▶ **CHALLENGE**
Your task is to return, word for word, only the lines from the line with "Convert this screenshot" through the close of the data. Exclude all pictures.

▶ **EXERCISE DATA**

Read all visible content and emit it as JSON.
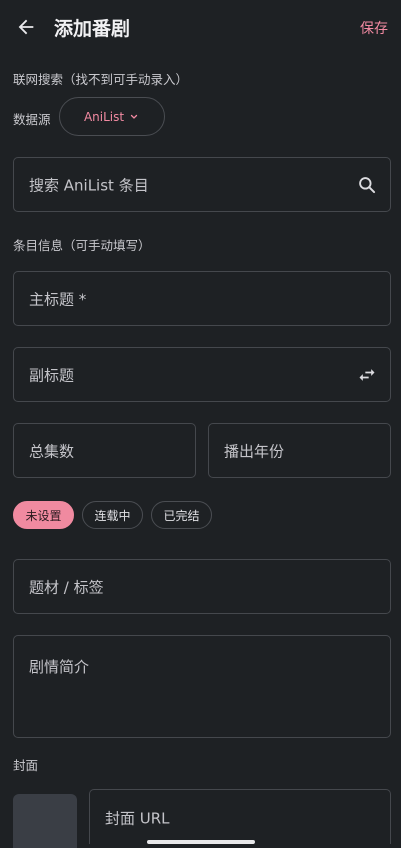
{
  "appbar": {
    "title": "添加番剧",
    "save_label": "保存",
    "back_icon": "arrow-left-icon"
  },
  "online_search": {
    "section_label": "联网搜索（找不到可手动录入）",
    "data_source_label": "数据源",
    "data_source_value": "AniList",
    "search_placeholder": "搜索 AniList 条目"
  },
  "entry_info": {
    "section_label": "条目信息（可手动填写）",
    "title_placeholder": "主标题 *",
    "subtitle_placeholder": "副标题",
    "episodes_placeholder": "总集数",
    "year_placeholder": "播出年份",
    "status_options": [
      "未设置",
      "连载中",
      "已完结"
    ],
    "selected_status": "未设置",
    "tags_placeholder": "题材 / 标签",
    "synopsis_placeholder": "剧情简介"
  },
  "cover": {
    "section_label": "封面",
    "url_placeholder": "封面 URL"
  },
  "colors": {
    "background": "#1e2124",
    "accent": "#f28aa2",
    "border": "#45484d"
  }
}
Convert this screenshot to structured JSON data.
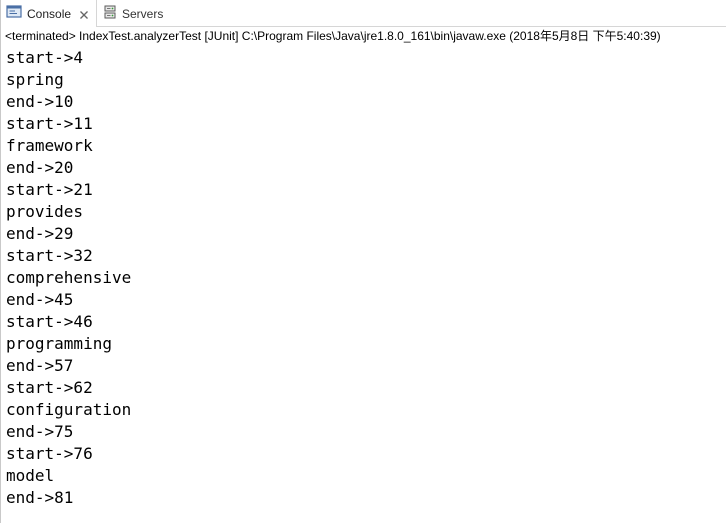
{
  "tabs": {
    "console": {
      "label": "Console",
      "icon": "console-icon",
      "close_icon": "close-icon"
    },
    "servers": {
      "label": "Servers",
      "icon": "servers-icon"
    }
  },
  "status": {
    "text": "<terminated> IndexTest.analyzerTest [JUnit] C:\\Program Files\\Java\\jre1.8.0_161\\bin\\javaw.exe (2018年5月8日 下午5:40:39)"
  },
  "console_output": [
    "start->4",
    "spring",
    "end->10",
    "start->11",
    "framework",
    "end->20",
    "start->21",
    "provides",
    "end->29",
    "start->32",
    "comprehensive",
    "end->45",
    "start->46",
    "programming",
    "end->57",
    "start->62",
    "configuration",
    "end->75",
    "start->76",
    "model",
    "end->81"
  ],
  "colors": {
    "console_icon_frame": "#4a6fa5",
    "console_icon_screen": "#dfe9f5",
    "close_icon": "#666666",
    "servers_icon": "#5a5a5a"
  }
}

▶ **PROBLEM SOLUTION**
Convert this screenshot to structured JSON data.
{
  "tabs": {
    "console": {
      "label": "Console",
      "icon": "console-icon",
      "close_icon": "close-icon"
    },
    "servers": {
      "label": "Servers",
      "icon": "servers-icon"
    }
  },
  "status": {
    "text": "<terminated> IndexTest.analyzerTest [JUnit] C:\\Program Files\\Java\\jre1.8.0_161\\bin\\javaw.exe (2018年5月8日 下午5:40:39)"
  },
  "console_output": [
    "start->4",
    "spring",
    "end->10",
    "start->11",
    "framework",
    "end->20",
    "start->21",
    "provides",
    "end->29",
    "start->32",
    "comprehensive",
    "end->45",
    "start->46",
    "programming",
    "end->57",
    "start->62",
    "configuration",
    "end->75",
    "start->76",
    "model",
    "end->81"
  ],
  "colors": {
    "console_icon_frame": "#4a6fa5",
    "console_icon_screen": "#dfe9f5",
    "close_icon": "#666666",
    "servers_icon": "#5a5a5a"
  }
}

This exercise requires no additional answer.